→ **REQUIREMENT**
Look through the material and copy each line holding "последние".

→ **LISTED ENTRIES**
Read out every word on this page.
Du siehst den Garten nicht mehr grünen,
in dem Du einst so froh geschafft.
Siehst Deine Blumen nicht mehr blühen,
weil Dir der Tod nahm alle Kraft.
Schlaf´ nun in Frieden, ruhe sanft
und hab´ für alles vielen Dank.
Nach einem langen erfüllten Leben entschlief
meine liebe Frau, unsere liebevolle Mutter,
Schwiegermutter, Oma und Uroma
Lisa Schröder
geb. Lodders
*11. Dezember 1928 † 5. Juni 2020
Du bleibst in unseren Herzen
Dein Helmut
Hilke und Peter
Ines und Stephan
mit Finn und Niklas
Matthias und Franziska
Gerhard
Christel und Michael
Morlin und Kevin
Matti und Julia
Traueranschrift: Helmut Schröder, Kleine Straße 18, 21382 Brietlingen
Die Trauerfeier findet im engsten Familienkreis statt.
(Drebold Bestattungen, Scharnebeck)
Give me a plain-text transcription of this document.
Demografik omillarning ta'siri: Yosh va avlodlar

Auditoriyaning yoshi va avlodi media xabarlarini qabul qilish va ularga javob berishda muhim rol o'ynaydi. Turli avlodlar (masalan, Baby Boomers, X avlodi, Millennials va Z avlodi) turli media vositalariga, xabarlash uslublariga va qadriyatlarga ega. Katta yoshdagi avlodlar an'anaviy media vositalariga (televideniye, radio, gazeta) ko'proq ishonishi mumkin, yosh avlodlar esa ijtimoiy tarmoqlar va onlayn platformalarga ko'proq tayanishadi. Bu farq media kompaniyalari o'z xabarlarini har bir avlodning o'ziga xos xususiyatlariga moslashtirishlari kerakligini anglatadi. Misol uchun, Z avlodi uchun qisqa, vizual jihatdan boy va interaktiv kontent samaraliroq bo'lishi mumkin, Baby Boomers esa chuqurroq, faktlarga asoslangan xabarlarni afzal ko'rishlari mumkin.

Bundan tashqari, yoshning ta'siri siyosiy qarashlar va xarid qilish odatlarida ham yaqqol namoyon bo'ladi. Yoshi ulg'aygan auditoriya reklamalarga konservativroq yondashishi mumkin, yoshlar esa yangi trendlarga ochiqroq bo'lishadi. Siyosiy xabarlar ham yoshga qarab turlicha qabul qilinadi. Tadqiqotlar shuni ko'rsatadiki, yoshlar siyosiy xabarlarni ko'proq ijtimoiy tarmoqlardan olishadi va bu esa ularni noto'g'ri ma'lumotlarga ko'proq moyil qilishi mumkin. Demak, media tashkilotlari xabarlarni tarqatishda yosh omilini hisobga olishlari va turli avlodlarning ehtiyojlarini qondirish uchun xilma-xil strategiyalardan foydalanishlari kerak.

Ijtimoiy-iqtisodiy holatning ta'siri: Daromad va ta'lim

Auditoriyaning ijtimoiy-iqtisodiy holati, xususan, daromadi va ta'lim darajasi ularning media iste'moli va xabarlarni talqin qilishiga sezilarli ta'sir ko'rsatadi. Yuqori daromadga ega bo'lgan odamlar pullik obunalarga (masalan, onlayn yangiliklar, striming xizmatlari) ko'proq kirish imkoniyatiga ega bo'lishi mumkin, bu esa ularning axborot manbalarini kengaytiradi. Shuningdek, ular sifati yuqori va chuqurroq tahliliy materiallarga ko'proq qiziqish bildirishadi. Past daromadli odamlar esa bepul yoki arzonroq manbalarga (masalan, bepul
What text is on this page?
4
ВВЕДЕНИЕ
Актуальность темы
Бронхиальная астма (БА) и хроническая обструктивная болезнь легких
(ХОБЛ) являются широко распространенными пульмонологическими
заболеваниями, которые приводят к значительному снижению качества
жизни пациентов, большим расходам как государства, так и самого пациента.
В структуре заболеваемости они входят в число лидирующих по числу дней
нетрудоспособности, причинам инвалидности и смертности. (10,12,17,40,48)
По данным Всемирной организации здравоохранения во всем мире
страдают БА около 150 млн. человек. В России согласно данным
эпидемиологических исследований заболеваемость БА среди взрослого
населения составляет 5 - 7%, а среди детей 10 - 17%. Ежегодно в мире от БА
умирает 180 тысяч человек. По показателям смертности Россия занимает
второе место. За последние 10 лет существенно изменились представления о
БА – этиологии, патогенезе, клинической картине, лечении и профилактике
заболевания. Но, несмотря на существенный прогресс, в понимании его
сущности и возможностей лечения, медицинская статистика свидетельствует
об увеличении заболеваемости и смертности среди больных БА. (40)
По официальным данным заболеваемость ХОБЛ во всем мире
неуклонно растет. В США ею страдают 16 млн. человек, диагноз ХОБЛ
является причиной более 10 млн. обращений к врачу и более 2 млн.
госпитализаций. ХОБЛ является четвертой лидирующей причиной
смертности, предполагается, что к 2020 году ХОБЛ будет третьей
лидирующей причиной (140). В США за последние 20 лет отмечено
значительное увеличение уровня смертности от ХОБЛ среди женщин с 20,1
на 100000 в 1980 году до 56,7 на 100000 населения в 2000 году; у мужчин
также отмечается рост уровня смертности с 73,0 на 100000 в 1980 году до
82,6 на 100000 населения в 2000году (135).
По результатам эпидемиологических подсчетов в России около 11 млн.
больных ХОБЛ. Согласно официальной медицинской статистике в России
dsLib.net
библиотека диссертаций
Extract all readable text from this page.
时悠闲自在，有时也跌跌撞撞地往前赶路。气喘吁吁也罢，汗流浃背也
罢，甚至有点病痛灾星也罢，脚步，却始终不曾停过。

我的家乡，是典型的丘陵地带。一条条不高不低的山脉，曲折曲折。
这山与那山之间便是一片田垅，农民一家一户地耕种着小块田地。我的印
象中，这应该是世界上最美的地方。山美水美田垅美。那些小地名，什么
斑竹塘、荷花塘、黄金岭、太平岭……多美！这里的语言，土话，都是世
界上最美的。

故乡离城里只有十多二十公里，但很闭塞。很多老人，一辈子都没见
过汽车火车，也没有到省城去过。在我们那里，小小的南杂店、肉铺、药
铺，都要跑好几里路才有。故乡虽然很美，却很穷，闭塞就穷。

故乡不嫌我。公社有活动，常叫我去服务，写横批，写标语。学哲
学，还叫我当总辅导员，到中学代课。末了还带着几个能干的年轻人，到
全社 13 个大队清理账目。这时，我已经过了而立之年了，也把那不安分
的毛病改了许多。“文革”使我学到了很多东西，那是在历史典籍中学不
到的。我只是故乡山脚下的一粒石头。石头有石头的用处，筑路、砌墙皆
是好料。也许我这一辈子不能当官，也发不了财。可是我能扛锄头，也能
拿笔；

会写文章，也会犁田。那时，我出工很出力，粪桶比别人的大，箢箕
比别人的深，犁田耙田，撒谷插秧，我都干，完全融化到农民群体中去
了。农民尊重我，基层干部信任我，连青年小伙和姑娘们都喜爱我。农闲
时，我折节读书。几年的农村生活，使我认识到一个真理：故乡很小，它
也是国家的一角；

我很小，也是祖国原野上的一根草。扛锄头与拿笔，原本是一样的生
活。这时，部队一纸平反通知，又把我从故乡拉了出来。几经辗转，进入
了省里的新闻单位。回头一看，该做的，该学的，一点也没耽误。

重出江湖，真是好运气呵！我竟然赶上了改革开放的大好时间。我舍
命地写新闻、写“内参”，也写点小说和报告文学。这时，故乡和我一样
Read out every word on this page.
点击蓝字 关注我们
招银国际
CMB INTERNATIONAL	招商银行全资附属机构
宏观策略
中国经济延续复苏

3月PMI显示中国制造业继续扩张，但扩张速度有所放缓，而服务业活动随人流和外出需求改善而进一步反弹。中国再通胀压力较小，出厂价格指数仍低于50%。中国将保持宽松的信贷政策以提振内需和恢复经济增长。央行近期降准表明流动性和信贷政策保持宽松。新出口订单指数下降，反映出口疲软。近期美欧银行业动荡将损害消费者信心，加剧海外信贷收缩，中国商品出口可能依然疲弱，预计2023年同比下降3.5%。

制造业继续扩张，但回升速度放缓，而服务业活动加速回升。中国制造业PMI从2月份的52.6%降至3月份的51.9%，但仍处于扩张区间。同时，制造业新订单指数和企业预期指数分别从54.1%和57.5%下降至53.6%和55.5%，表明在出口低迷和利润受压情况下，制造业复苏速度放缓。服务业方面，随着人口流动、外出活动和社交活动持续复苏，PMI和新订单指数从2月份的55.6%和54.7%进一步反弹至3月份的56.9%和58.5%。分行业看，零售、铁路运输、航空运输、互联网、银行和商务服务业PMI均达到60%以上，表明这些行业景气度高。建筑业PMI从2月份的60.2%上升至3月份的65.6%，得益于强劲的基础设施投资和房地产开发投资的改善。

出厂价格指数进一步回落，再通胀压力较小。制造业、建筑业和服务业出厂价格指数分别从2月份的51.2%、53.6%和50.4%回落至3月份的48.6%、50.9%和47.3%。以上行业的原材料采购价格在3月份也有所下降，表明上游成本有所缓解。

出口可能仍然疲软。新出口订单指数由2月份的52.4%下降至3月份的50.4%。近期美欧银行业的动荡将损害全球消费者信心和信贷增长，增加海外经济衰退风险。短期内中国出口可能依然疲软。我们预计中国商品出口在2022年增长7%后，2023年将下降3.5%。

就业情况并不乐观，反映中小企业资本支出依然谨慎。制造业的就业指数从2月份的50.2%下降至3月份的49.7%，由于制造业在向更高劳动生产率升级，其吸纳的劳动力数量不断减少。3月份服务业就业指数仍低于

→ **FULL SOLUTION**
второе место. За последние 10 лет существенно изменились представления о
лидирующей причиной (140). В США за последние 20 лет отмечено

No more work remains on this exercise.